Repeat every line of the material, character for character.

Dataset:
☆ ☆ ☆

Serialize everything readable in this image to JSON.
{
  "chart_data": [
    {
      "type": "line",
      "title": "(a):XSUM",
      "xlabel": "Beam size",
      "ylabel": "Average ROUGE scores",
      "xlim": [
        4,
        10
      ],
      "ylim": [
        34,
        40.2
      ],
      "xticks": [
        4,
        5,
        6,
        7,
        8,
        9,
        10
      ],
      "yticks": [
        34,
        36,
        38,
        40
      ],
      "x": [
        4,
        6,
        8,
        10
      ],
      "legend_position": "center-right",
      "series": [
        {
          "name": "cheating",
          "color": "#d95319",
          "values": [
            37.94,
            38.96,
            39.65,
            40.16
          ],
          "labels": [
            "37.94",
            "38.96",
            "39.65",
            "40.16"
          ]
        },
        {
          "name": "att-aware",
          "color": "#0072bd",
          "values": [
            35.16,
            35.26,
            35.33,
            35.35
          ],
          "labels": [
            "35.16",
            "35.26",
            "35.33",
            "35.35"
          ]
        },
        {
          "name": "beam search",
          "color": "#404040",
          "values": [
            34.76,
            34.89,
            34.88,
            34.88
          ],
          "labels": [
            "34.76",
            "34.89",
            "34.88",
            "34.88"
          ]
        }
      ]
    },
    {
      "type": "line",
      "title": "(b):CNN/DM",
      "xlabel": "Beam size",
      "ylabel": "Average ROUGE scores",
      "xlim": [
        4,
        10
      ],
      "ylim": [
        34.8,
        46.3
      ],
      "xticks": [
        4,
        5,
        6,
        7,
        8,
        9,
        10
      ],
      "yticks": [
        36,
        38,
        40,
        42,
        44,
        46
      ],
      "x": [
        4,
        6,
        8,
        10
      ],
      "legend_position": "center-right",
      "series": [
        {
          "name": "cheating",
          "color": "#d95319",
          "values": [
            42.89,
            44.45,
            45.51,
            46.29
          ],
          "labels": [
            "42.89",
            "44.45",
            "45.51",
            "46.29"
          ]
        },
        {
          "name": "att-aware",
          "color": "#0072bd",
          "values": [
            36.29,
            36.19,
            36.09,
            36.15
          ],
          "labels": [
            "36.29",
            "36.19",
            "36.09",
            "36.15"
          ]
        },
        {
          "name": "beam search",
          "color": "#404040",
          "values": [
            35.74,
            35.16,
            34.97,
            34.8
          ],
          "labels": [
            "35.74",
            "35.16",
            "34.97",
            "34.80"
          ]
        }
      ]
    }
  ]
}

☆ ☆ ☆

Final result:
Serialize everything readable in this image to JSON.
{
  "chart_data": [
    {
      "type": "line",
      "title": "(a):XSUM",
      "xlabel": "Beam size",
      "ylabel": "Average ROUGE scores",
      "xlim": [
        4,
        10
      ],
      "ylim": [
        34,
        40.2
      ],
      "xticks": [
        4,
        5,
        6,
        7,
        8,
        9,
        10
      ],
      "yticks": [
        34,
        36,
        38,
        40
      ],
      "x": [
        4,
        6,
        8,
        10
      ],
      "legend_position": "center-right",
      "series": [
        {
          "name": "cheating",
          "color": "#d95319",
          "values": [
            37.94,
            38.96,
            39.65,
            40.16
          ],
          "labels": [
            "37.94",
            "38.96",
            "39.65",
            "40.16"
          ]
        },
        {
          "name": "att-aware",
          "color": "#0072bd",
          "values": [
            35.16,
            35.26,
            35.33,
            35.35
          ],
          "labels": [
            "35.16",
            "35.26",
            "35.33",
            "35.35"
          ]
        },
        {
          "name": "beam search",
          "color": "#404040",
          "values": [
            34.76,
            34.89,
            34.88,
            34.88
          ],
          "labels": [
            "34.76",
            "34.89",
            "34.88",
            "34.88"
          ]
        }
      ]
    },
    {
      "type": "line",
      "title": "(b):CNN/DM",
      "xlabel": "Beam size",
      "ylabel": "Average ROUGE scores",
      "xlim": [
        4,
        10
      ],
      "ylim": [
        34.8,
        46.3
      ],
      "xticks": [
        4,
        5,
        6,
        7,
        8,
        9,
        10
      ],
      "yticks": [
        36,
        38,
        40,
        42,
        44,
        46
      ],
      "x": [
        4,
        6,
        8,
        10
      ],
      "legend_position": "center-right",
      "series": [
        {
          "name": "cheating",
          "color": "#d95319",
          "values": [
            42.89,
            44.45,
            45.51,
            46.29
          ],
          "labels": [
            "42.89",
            "44.45",
            "45.51",
            "46.29"
          ]
        },
        {
          "name": "att-aware",
          "color": "#0072bd",
          "values": [
            36.29,
            36.19,
            36.09,
            36.15
          ],
          "labels": [
            "36.29",
            "36.19",
            "36.09",
            "36.15"
          ]
        },
        {
          "name": "beam search",
          "color": "#404040",
          "values": [
            35.74,
            35.16,
            34.97,
            34.8
          ],
          "labels": [
            "35.74",
            "35.16",
            "34.97",
            "34.80"
          ]
        }
      ]
    }
  ]
}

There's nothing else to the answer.